++++ Material ++++
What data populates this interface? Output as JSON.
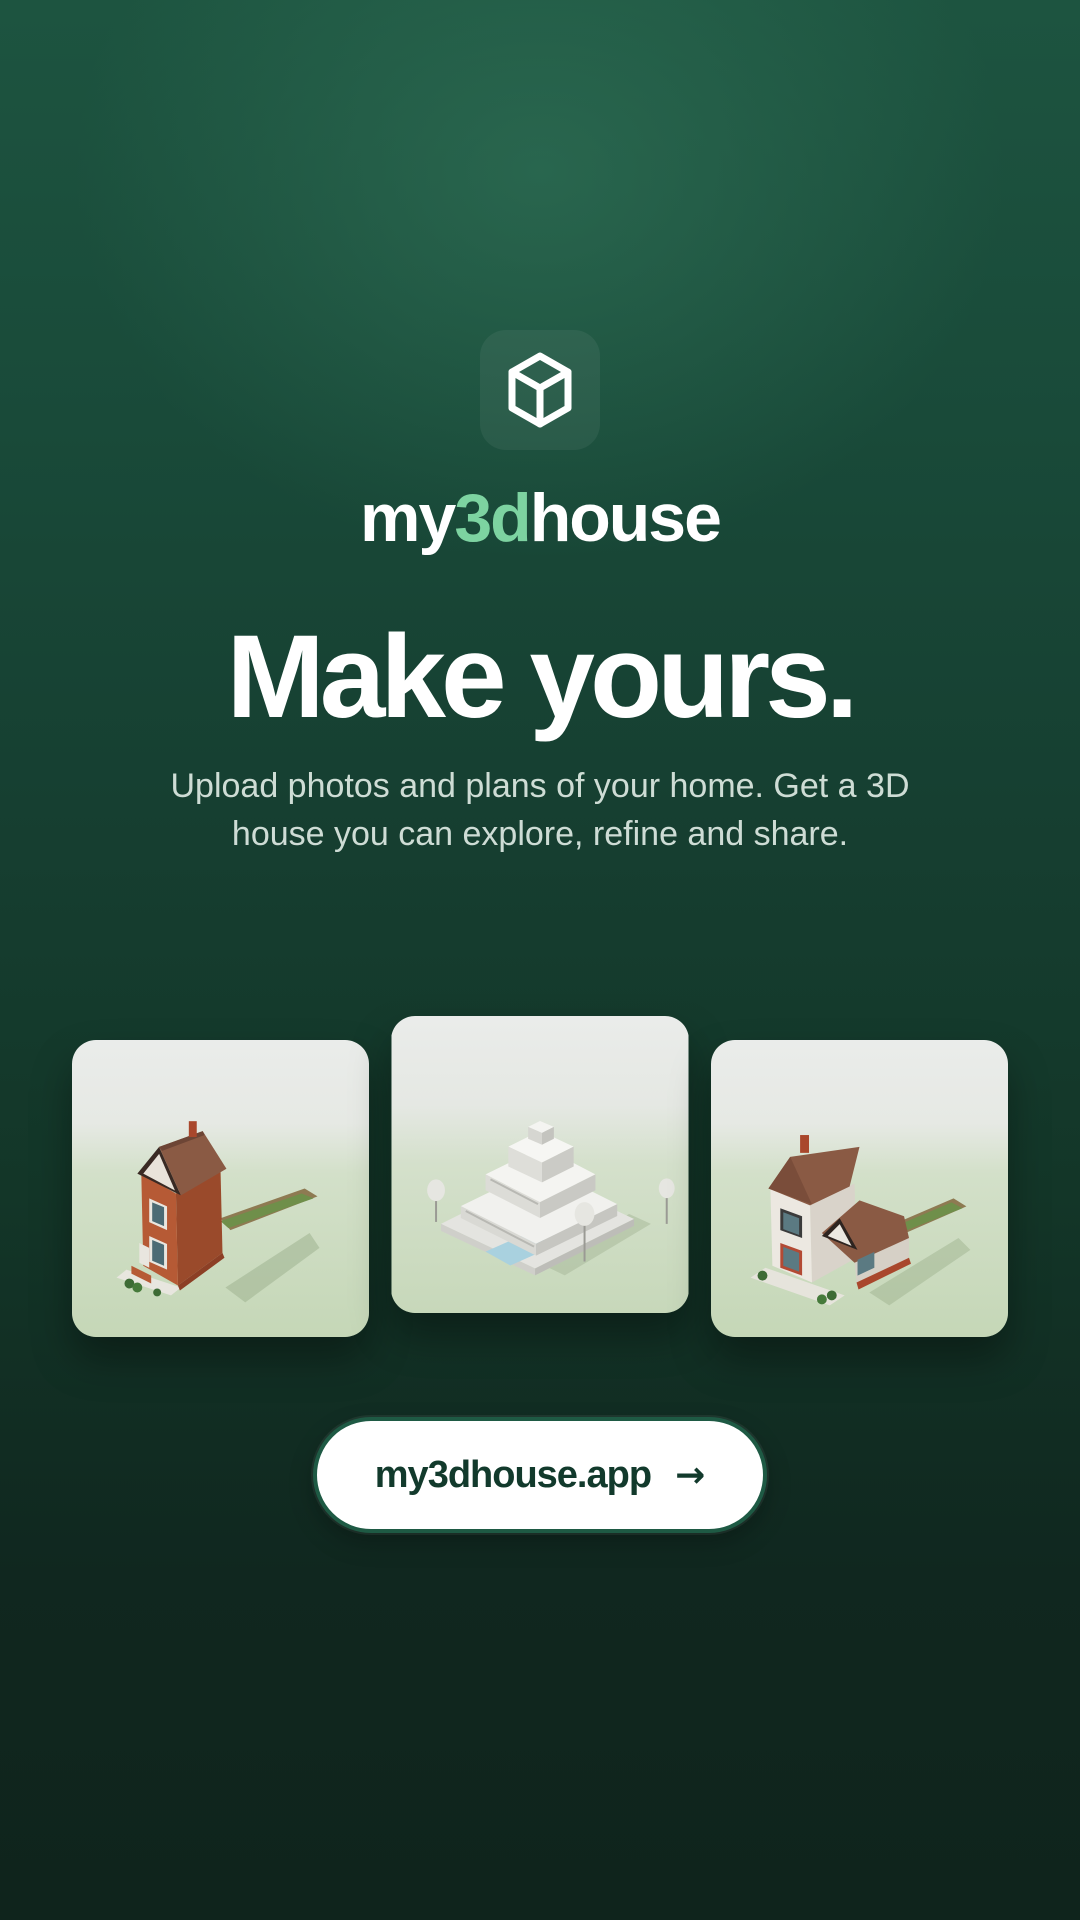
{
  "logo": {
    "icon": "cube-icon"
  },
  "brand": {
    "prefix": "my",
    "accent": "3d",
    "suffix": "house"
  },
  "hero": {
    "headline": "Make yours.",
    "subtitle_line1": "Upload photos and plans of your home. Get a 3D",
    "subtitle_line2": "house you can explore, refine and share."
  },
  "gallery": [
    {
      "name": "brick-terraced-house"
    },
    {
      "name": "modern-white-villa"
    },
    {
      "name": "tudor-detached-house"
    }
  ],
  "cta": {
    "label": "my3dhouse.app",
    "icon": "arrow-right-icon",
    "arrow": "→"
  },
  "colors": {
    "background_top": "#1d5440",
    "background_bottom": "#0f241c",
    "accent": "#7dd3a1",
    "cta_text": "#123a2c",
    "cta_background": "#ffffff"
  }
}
++++
++++ Material ++++
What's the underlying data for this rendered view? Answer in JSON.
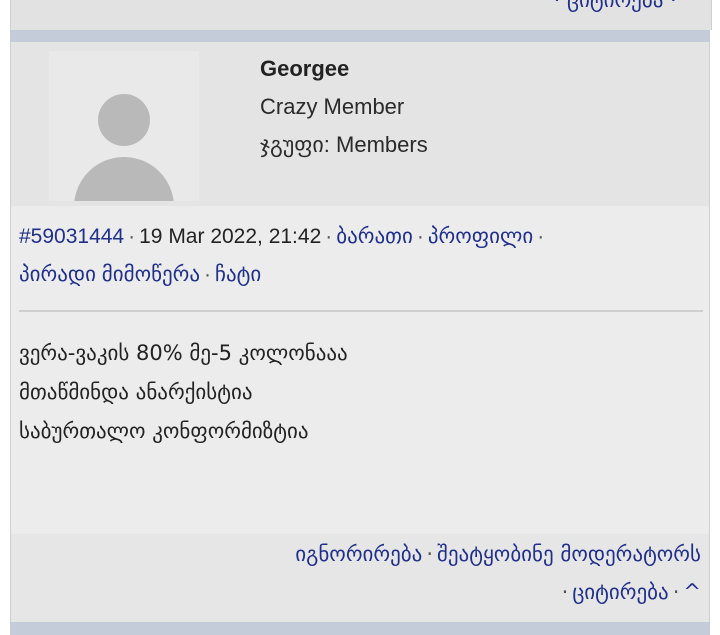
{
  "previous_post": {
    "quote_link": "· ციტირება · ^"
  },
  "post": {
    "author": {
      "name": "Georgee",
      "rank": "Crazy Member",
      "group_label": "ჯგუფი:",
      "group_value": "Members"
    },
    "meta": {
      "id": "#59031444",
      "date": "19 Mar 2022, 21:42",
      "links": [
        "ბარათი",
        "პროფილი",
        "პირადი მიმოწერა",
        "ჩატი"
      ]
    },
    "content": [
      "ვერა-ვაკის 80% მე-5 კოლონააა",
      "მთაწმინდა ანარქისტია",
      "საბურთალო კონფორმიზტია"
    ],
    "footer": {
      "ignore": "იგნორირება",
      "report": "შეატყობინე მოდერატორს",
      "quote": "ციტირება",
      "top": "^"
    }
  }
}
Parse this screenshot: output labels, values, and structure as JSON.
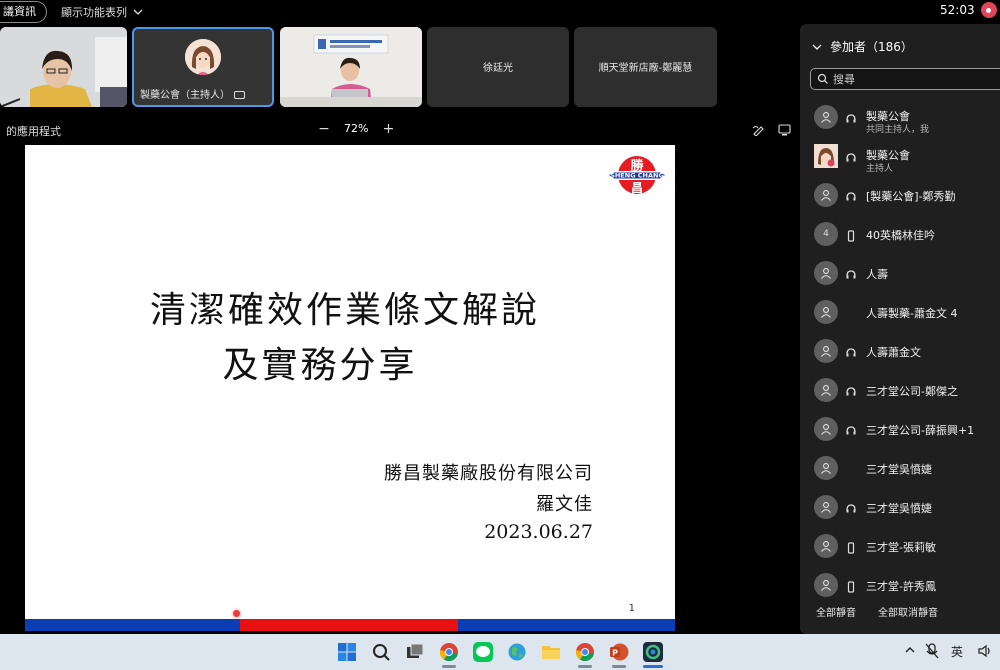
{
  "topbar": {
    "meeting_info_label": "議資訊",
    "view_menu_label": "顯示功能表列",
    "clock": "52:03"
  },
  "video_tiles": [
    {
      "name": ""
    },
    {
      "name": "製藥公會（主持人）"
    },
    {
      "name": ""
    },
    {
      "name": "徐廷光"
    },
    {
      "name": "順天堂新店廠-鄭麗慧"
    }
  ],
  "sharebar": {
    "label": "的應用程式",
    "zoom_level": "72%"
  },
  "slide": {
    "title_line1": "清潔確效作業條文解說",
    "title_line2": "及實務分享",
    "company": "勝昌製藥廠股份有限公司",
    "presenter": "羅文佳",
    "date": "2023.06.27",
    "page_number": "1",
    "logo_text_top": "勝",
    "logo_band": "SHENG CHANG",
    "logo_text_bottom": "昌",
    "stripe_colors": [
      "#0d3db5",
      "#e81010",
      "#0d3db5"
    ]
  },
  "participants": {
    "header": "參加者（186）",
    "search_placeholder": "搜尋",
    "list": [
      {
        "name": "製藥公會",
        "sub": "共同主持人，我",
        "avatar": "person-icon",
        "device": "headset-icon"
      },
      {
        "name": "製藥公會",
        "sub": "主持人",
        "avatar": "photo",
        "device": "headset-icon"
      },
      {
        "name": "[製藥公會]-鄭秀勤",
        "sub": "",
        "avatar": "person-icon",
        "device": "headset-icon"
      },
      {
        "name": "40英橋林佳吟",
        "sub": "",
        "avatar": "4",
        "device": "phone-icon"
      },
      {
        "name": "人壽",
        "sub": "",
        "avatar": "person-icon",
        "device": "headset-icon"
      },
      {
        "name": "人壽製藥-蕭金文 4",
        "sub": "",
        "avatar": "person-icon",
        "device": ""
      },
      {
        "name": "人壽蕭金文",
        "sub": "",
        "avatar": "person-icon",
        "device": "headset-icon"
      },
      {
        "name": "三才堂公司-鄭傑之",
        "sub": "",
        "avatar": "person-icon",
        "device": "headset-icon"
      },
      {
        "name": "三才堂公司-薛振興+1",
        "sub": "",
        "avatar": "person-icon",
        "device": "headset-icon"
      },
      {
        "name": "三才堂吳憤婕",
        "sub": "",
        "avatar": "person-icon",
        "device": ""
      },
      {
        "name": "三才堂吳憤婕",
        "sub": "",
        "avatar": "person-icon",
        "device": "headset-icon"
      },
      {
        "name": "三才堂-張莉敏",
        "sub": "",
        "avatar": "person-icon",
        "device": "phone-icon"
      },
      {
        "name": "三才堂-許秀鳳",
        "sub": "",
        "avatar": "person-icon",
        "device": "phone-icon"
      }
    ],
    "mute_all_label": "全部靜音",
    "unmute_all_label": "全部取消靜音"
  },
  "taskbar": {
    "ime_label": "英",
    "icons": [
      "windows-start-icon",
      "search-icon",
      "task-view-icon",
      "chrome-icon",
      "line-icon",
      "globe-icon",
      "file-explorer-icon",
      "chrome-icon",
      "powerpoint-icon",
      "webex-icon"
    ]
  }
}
++++
### [What to work on]
Reproduce each line holding the word "this".

### [The response]
What data populates this interface? Output as JSON.
What's the underlying data for this rendered view? Answer in JSON.
Parse this screenshot: output labels, values, and structure as JSON.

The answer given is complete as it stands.